┌─ RAW DATA

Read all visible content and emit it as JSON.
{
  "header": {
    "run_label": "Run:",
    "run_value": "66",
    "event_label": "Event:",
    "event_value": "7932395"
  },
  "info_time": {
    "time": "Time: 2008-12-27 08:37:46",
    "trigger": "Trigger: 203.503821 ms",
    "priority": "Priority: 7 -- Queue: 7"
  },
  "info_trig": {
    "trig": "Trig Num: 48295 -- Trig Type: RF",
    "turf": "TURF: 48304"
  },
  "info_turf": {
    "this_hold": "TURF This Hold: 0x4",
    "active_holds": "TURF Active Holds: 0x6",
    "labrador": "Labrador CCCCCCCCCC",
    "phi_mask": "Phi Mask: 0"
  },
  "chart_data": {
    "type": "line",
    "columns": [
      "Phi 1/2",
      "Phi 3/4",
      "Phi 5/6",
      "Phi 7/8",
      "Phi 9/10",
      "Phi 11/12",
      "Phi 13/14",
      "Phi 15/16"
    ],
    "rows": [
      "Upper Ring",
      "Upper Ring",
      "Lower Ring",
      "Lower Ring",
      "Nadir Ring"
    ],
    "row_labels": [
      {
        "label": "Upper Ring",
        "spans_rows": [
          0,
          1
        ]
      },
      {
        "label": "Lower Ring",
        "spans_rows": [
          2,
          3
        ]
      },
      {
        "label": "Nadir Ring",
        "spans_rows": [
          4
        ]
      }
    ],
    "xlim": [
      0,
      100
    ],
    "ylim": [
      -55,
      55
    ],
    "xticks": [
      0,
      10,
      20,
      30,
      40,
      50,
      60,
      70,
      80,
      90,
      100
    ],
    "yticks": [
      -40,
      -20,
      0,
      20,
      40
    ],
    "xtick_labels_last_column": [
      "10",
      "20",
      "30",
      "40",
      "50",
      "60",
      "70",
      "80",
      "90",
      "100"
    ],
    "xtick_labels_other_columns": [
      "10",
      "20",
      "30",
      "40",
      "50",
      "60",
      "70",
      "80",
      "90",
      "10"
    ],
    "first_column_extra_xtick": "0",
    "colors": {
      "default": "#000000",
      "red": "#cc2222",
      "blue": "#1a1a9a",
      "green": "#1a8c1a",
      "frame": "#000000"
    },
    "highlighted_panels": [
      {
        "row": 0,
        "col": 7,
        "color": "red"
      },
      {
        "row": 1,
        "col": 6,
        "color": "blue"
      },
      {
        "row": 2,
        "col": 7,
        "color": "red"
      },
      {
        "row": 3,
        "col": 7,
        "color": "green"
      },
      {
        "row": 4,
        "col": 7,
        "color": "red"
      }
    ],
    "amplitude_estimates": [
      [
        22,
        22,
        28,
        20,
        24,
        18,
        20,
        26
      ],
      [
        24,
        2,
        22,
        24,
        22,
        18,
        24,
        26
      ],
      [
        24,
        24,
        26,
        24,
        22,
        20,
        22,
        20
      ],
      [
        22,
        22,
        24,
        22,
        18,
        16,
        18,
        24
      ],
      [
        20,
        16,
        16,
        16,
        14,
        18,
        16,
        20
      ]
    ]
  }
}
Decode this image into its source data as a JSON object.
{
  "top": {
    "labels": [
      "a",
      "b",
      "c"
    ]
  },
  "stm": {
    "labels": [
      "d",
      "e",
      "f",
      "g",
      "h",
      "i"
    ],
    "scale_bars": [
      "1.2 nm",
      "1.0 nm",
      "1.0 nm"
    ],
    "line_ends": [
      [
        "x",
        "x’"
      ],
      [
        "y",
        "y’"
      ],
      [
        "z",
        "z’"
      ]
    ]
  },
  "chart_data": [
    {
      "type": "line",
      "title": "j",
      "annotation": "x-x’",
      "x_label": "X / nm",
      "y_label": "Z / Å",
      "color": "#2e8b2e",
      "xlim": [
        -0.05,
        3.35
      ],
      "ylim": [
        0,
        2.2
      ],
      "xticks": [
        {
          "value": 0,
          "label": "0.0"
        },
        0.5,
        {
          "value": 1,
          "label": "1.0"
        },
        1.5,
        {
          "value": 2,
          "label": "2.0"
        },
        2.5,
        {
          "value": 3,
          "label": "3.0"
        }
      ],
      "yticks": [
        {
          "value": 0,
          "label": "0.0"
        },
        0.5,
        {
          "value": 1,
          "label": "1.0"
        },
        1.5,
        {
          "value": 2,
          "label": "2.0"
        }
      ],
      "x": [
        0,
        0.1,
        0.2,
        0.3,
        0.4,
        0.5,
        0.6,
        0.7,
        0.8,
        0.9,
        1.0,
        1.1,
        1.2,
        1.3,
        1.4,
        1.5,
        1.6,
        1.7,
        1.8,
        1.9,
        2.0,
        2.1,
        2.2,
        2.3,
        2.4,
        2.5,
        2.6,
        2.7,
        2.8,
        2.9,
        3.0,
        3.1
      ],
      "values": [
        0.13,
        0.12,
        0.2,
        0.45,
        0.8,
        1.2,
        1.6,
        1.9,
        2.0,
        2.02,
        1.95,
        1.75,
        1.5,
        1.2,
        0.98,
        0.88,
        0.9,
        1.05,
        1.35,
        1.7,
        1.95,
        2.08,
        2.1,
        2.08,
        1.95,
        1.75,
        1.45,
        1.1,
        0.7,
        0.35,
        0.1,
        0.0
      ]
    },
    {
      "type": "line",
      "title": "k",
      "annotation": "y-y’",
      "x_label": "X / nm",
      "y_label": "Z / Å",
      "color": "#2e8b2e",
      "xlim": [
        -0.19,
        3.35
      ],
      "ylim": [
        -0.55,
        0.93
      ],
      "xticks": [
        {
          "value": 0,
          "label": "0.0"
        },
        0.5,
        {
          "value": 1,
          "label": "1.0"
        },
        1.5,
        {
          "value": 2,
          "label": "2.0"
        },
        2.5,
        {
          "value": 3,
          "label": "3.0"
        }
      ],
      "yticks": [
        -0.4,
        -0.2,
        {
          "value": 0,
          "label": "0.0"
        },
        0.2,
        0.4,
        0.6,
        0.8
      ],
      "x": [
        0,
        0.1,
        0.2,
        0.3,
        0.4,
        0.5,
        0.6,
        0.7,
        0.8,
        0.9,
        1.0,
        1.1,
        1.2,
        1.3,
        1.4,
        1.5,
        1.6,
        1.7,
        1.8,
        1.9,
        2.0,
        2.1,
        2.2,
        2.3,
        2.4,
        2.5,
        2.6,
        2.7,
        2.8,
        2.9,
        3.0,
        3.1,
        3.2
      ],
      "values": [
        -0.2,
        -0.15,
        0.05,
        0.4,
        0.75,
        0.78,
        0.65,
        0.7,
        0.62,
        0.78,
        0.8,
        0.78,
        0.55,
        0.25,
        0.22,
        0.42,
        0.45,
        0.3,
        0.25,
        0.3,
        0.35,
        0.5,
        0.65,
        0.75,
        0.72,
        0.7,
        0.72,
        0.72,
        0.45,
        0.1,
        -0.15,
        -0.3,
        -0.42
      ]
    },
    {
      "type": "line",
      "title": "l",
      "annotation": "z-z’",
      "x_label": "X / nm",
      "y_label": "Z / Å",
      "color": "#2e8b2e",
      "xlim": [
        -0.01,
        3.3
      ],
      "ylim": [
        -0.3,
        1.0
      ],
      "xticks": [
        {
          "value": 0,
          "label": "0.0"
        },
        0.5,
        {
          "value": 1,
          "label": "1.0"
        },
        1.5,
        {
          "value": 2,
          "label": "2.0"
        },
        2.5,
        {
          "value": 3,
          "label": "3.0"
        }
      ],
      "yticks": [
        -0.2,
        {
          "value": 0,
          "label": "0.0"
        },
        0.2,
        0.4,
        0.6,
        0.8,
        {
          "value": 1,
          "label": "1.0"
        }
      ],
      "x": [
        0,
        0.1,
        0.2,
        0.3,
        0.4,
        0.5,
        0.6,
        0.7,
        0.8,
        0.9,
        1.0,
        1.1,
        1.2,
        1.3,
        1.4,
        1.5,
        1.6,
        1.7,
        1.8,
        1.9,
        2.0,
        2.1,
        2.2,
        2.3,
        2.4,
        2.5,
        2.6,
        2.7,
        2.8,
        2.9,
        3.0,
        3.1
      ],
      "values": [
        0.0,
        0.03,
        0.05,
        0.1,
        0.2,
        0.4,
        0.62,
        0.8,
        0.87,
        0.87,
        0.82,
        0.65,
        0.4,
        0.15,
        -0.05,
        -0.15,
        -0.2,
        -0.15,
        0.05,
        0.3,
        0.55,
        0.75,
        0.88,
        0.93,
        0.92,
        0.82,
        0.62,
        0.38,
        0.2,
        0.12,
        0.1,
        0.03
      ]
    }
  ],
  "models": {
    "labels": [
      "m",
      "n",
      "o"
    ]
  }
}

└─

GOAL: Filter the data, keeping only the lines that contain "JSON".

WRITTEN ANSWER:
Read all visible content and emit it as JSON.
Decode this image into its source data as a JSON object.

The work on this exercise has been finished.